> YOUR GOAL
Return all the entries exactly, keeping pictures out.

Stored entries:
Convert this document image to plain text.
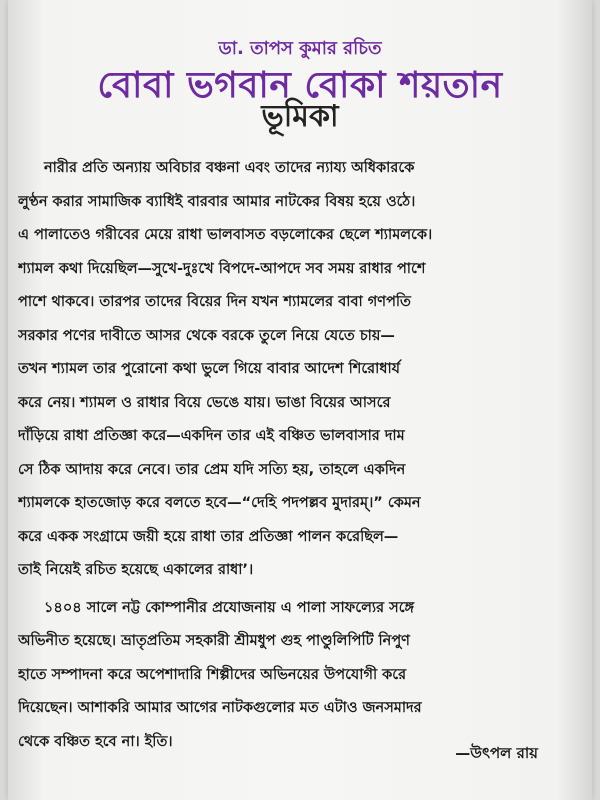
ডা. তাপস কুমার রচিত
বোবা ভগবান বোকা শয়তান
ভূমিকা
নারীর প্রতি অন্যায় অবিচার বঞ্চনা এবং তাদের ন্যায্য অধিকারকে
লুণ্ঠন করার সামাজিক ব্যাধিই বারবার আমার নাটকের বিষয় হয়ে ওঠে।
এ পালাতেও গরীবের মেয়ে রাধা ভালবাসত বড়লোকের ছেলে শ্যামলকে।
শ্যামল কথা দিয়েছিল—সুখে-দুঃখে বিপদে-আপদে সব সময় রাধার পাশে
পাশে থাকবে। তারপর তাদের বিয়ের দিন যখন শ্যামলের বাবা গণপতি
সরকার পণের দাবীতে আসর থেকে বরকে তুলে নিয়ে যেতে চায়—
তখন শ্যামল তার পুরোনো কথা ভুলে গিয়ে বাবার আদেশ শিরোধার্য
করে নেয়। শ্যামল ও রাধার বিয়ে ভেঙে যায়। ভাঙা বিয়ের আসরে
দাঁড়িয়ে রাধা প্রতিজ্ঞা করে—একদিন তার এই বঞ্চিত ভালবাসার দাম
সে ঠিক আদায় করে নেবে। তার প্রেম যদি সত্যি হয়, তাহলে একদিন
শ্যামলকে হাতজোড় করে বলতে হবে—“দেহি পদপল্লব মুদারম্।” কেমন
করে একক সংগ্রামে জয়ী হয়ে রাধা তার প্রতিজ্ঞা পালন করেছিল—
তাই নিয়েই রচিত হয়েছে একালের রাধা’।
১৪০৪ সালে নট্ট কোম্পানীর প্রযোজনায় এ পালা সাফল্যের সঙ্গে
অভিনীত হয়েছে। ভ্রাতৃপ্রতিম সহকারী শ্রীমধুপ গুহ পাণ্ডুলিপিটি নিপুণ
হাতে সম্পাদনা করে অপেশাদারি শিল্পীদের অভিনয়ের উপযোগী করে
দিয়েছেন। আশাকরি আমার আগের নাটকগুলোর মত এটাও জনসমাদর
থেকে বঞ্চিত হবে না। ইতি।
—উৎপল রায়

> EXERCISE RESPONSE
Convert this document image to plain text.
ডা. তাপস কুমার রচিত
বোবা ভগবান বোকা শয়তান
ভূমিকা
নারীর প্রতি অন্যায় অবিচার বঞ্চনা এবং তাদের ন্যায্য অধিকারকে
লুণ্ঠন করার সামাজিক ব্যাধিই বারবার আমার নাটকের বিষয় হয়ে ওঠে।
এ পালাতেও গরীবের মেয়ে রাধা ভালবাসত বড়লোকের ছেলে শ্যামলকে।
শ্যামল কথা দিয়েছিল—সুখে-দুঃখে বিপদে-আপদে সব সময় রাধার পাশে
পাশে থাকবে। তারপর তাদের বিয়ের দিন যখন শ্যামলের বাবা গণপতি
সরকার পণের দাবীতে আসর থেকে বরকে তুলে নিয়ে যেতে চায়—
তখন শ্যামল তার পুরোনো কথা ভুলে গিয়ে বাবার আদেশ শিরোধার্য
করে নেয়। শ্যামল ও রাধার বিয়ে ভেঙে যায়। ভাঙা বিয়ের আসরে
দাঁড়িয়ে রাধা প্রতিজ্ঞা করে—একদিন তার এই বঞ্চিত ভালবাসার দাম
সে ঠিক আদায় করে নেবে। তার প্রেম যদি সত্যি হয়, তাহলে একদিন
শ্যামলকে হাতজোড় করে বলতে হবে—“দেহি পদপল্লব মুদারম্।” কেমন
করে একক সংগ্রামে জয়ী হয়ে রাধা তার প্রতিজ্ঞা পালন করেছিল—
তাই নিয়েই রচিত হয়েছে একালের রাধা’।
১৪০৪ সালে নট্ট কোম্পানীর প্রযোজনায় এ পালা সাফল্যের সঙ্গে
অভিনীত হয়েছে। ভ্রাতৃপ্রতিম সহকারী শ্রীমধুপ গুহ পাণ্ডুলিপিটি নিপুণ
হাতে সম্পাদনা করে অপেশাদারি শিল্পীদের অভিনয়ের উপযোগী করে
দিয়েছেন। আশাকরি আমার আগের নাটকগুলোর মত এটাও জনসমাদর
থেকে বঞ্চিত হবে না। ইতি।
—উৎপল রায়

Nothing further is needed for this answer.